EXERCISE BRIEF:
Repeat all of the records verbatim.

[Stored entries]
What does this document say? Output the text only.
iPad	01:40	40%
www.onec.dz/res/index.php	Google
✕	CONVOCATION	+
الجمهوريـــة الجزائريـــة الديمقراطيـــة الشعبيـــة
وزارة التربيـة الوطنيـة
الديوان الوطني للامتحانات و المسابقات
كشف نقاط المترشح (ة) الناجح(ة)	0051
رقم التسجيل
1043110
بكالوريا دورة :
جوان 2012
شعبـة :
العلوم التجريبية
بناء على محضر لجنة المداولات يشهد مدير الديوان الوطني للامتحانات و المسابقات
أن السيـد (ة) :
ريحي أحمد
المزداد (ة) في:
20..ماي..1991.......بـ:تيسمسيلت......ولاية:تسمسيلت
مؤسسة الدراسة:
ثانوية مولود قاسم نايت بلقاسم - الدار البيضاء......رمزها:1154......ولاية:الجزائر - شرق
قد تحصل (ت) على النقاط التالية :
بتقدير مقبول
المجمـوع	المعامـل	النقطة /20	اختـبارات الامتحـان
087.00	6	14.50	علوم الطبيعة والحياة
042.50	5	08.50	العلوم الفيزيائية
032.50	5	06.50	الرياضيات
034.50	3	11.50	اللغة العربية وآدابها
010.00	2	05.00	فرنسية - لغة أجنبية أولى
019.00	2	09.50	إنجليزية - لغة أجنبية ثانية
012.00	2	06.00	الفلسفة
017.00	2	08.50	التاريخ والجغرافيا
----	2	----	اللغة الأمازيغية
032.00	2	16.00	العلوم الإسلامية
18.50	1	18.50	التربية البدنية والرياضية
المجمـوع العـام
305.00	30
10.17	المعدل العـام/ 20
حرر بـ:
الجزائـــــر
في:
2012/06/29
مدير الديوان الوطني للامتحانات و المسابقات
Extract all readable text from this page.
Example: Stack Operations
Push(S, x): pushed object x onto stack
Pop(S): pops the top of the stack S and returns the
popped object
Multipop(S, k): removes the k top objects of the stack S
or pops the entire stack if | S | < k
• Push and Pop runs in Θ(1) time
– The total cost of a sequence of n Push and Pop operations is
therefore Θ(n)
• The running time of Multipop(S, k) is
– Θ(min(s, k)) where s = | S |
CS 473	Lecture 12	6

RESPONSE TO THIS EXERCISE:
What does this document say? Output the text only.
iPad	01:40	40%
www.onec.dz/res/index.php	Google
✕	CONVOCATION	+
الجمهوريـــة الجزائريـــة الديمقراطيـــة الشعبيـــة
وزارة التربيـة الوطنيـة
الديوان الوطني للامتحانات و المسابقات
كشف نقاط المترشح (ة) الناجح(ة)	0051
رقم التسجيل
1043110
بكالوريا دورة :
جوان 2012
شعبـة :
العلوم التجريبية
بناء على محضر لجنة المداولات يشهد مدير الديوان الوطني للامتحانات و المسابقات
أن السيـد (ة) :
ريحي أحمد
المزداد (ة) في:
20..ماي..1991.......بـ:تيسمسيلت......ولاية:تسمسيلت
مؤسسة الدراسة:
ثانوية مولود قاسم نايت بلقاسم - الدار البيضاء......رمزها:1154......ولاية:الجزائر - شرق
قد تحصل (ت) على النقاط التالية :
بتقدير مقبول
المجمـوع	المعامـل	النقطة /20	اختـبارات الامتحـان
087.00	6	14.50	علوم الطبيعة والحياة
042.50	5	08.50	العلوم الفيزيائية
032.50	5	06.50	الرياضيات
034.50	3	11.50	اللغة العربية وآدابها
010.00	2	05.00	فرنسية - لغة أجنبية أولى
019.00	2	09.50	إنجليزية - لغة أجنبية ثانية
012.00	2	06.00	الفلسفة
017.00	2	08.50	التاريخ والجغرافيا
----	2	----	اللغة الأمازيغية
032.00	2	16.00	العلوم الإسلامية
18.50	1	18.50	التربية البدنية والرياضية
المجمـوع العـام
305.00	30
10.17	المعدل العـام/ 20
حرر بـ:
الجزائـــــر
في:
2012/06/29
مدير الديوان الوطني للامتحانات و المسابقات
Extract all readable text from this page.
Example: Stack Operations
Push(S, x): pushed object x onto stack
Pop(S): pops the top of the stack S and returns the
popped object
Multipop(S, k): removes the k top objects of the stack S
or pops the entire stack if | S | < k
• Push and Pop runs in Θ(1) time
– The total cost of a sequence of n Push and Pop operations is
therefore Θ(n)
• The running time of Multipop(S, k) is
– Θ(min(s, k)) where s = | S |
CS 473	Lecture 12	6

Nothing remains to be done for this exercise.